Go through the entries and transcribe each one exactly, dropping the pictures.

[Material for this exercise start]

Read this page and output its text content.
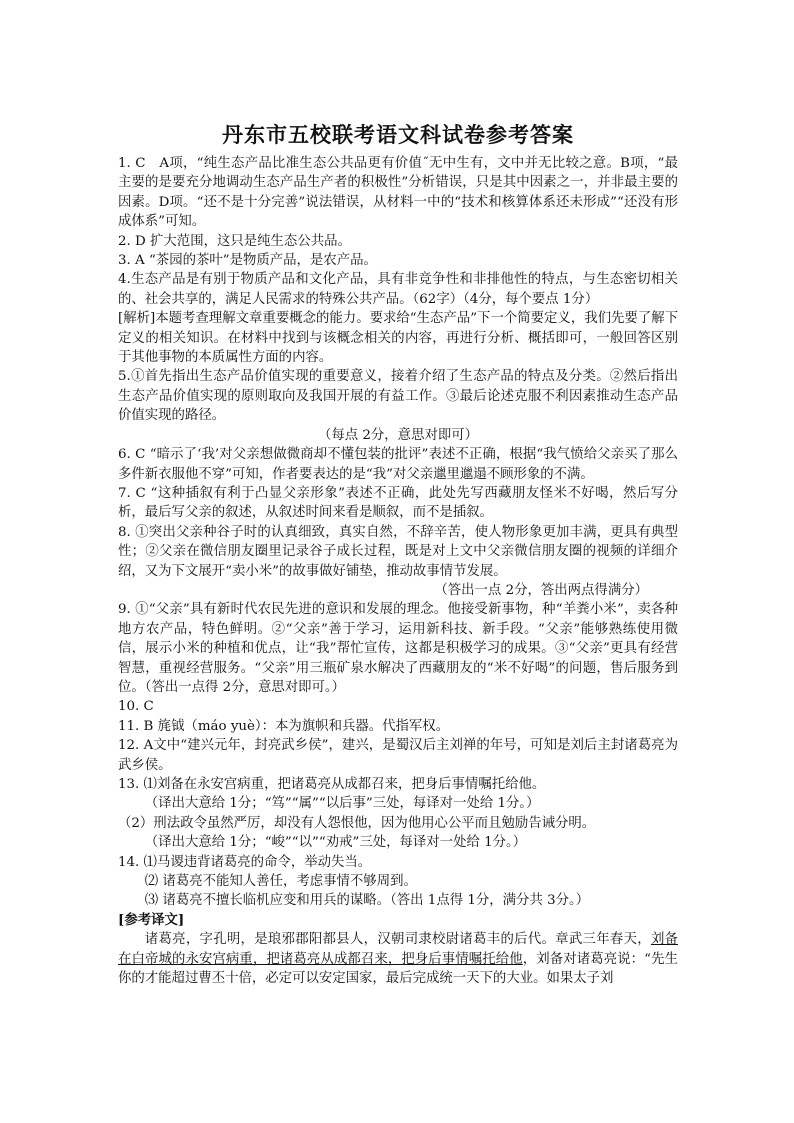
丹东市五校联考语文科试卷参考答案

1. C　A项，“纯生态产品比准生态公共品更有价值˝无中生有，文中并无比较之意。B项，“最主要的是要充分地调动生态产品生产者的积极性”分析错误，只是其中因素之一，并非最主要的因素。D项。“还不是十分完善”说法错误，从材料一中的“技术和核算体系还未形成”“还没有形成体系”可知。

2. D 扩大范围，这只是纯生态公共品。

3. A “茶园的茶叶”是物质产品，是农产品。

4.生态产品是有别于物质产品和文化产品，具有非竞争性和非排他性的特点，与生态密切相关的、社会共享的，满足人民需求的特殊公共产品。（62字）（4分，每个要点 1分）

[解析]本题考查理解文章重要概念的能力。要求给“生态产品”下一个简要定义，我们先要了解下定义的相关知识。在材料中找到与该概念相关的内容，再进行分析、概括即可，一般回答区别于其他事物的本质属性方面的内容。

5.①首先指出生态产品价值实现的重要意义，接着介绍了生态产品的特点及分类。②然后指出生态产品价值实现的原则取向及我国开展的有益工作。③最后论述克服不利因素推动生态产品价值实现的路径。

（每点 2分，意思对即可）

6. C “暗示了‘我’对父亲想做微商却不懂包装的批评”表述不正确，根据“我气愤给父亲买了那么多件新衣服他不穿”可知，作者要表达的是“我”对父亲邋里邋遢不顾形象的不满。

7. C “这种插叙有利于凸显父亲形象”表述不正确，此处先写西藏朋友怪米不好喝，然后写分析，最后写父亲的叙述，从叙述时间来看是顺叙，而不是插叙。

8. ①突出父亲种谷子时的认真细致，真实自然，不辞辛苦，使人物形象更加丰满，更具有典型性；②父亲在微信朋友圈里记录谷子成长过程，既是对上文中父亲微信朋友圈的视频的详细介绍，又为下文展开“卖小米”的故事做好铺垫，推动故事情节发展。

（答出一点 2分，答出两点得满分）

9. ①“父亲”具有新时代农民先进的意识和发展的理念。他接受新事物，种“羊粪小米”，卖各种地方农产品，特色鲜明。②“父亲”善于学习，运用新科技、新手段。“父亲”能够熟练使用微信，展示小米的种植和优点，让“我”帮忙宣传，这都是积极学习的成果。③“父亲”更具有经营智慧，重视经营服务。“父亲”用三瓶矿泉水解决了西藏朋友的“米不好喝”的问题，售后服务到位。（答出一点得 2分，意思对即可。）

10. C

11. B 旄钺（máo yuè）：本为旗帜和兵器。代指军权。

12. A文中“建兴元年，封亮武乡侯”，建兴，是蜀汉后主刘禅的年号，可知是刘后主封诸葛亮为武乡侯。

13. ⑴刘备在永安宫病重，把诸葛亮从成都召来，把身后事情嘱托给他。

（译出大意给 1分；“笃”“属”“以后事”三处，每译对一处给 1分。）

（2）刑法政令虽然严厉，却没有人怨恨他，因为他用心公平而且勉励告诫分明。

（译出大意给 1分；“峻”“以”“劝戒”三处，每译对一处给 1分。）

14. ⑴马谡违背诸葛亮的命令，举动失当。

⑵ 诸葛亮不能知人善任，考虑事情不够周到。

⑶ 诸葛亮不擅长临机应变和用兵的谋略。（答出 1点得 1分，满分共 3分。）

[参考译文]

诸葛亮，字孔明，是琅邪郡阳都县人，汉朝司隶校尉诸葛丰的后代。章武三年春天，刘备在白帝城的永安宫病重，把诸葛亮从成都召来，把身后事情嘱托给他，刘备对诸葛亮说：“先生你的才能超过曹丕十倍，必定可以安定国家，最后完成统一天下的大业。如果太子刘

[Material for this exercise end]

Result:
Read this page and output its text content.
丹东市五校联考语文科试卷参考答案

1. C　A项，“纯生态产品比准生态公共品更有价值˝无中生有，文中并无比较之意。B项，“最主要的是要充分地调动生态产品生产者的积极性”分析错误，只是其中因素之一，并非最主要的因素。D项。“还不是十分完善”说法错误，从材料一中的“技术和核算体系还未形成”“还没有形成体系”可知。

2. D 扩大范围，这只是纯生态公共品。

3. A “茶园的茶叶”是物质产品，是农产品。

4.生态产品是有别于物质产品和文化产品，具有非竞争性和非排他性的特点，与生态密切相关的、社会共享的，满足人民需求的特殊公共产品。（62字）（4分，每个要点 1分）

[解析]本题考查理解文章重要概念的能力。要求给“生态产品”下一个简要定义，我们先要了解下定义的相关知识。在材料中找到与该概念相关的内容，再进行分析、概括即可，一般回答区别于其他事物的本质属性方面的内容。

5.①首先指出生态产品价值实现的重要意义，接着介绍了生态产品的特点及分类。②然后指出生态产品价值实现的原则取向及我国开展的有益工作。③最后论述克服不利因素推动生态产品价值实现的路径。

（每点 2分，意思对即可）

6. C “暗示了‘我’对父亲想做微商却不懂包装的批评”表述不正确，根据“我气愤给父亲买了那么多件新衣服他不穿”可知，作者要表达的是“我”对父亲邋里邋遢不顾形象的不满。

7. C “这种插叙有利于凸显父亲形象”表述不正确，此处先写西藏朋友怪米不好喝，然后写分析，最后写父亲的叙述，从叙述时间来看是顺叙，而不是插叙。

8. ①突出父亲种谷子时的认真细致，真实自然，不辞辛苦，使人物形象更加丰满，更具有典型性；②父亲在微信朋友圈里记录谷子成长过程，既是对上文中父亲微信朋友圈的视频的详细介绍，又为下文展开“卖小米”的故事做好铺垫，推动故事情节发展。

（答出一点 2分，答出两点得满分）

9. ①“父亲”具有新时代农民先进的意识和发展的理念。他接受新事物，种“羊粪小米”，卖各种地方农产品，特色鲜明。②“父亲”善于学习，运用新科技、新手段。“父亲”能够熟练使用微信，展示小米的种植和优点，让“我”帮忙宣传，这都是积极学习的成果。③“父亲”更具有经营智慧，重视经营服务。“父亲”用三瓶矿泉水解决了西藏朋友的“米不好喝”的问题，售后服务到位。（答出一点得 2分，意思对即可。）

10. C

11. B 旄钺（máo yuè）：本为旗帜和兵器。代指军权。

12. A文中“建兴元年，封亮武乡侯”，建兴，是蜀汉后主刘禅的年号，可知是刘后主封诸葛亮为武乡侯。

13. ⑴刘备在永安宫病重，把诸葛亮从成都召来，把身后事情嘱托给他。

（译出大意给 1分；“笃”“属”“以后事”三处，每译对一处给 1分。）

（2）刑法政令虽然严厉，却没有人怨恨他，因为他用心公平而且勉励告诫分明。

（译出大意给 1分；“峻”“以”“劝戒”三处，每译对一处给 1分。）

14. ⑴马谡违背诸葛亮的命令，举动失当。

⑵ 诸葛亮不能知人善任，考虑事情不够周到。

⑶ 诸葛亮不擅长临机应变和用兵的谋略。（答出 1点得 1分，满分共 3分。）

[参考译文]

诸葛亮，字孔明，是琅邪郡阳都县人，汉朝司隶校尉诸葛丰的后代。章武三年春天，刘备在白帝城的永安宫病重，把诸葛亮从成都召来，把身后事情嘱托给他，刘备对诸葛亮说：“先生你的才能超过曹丕十倍，必定可以安定国家，最后完成统一天下的大业。如果太子刘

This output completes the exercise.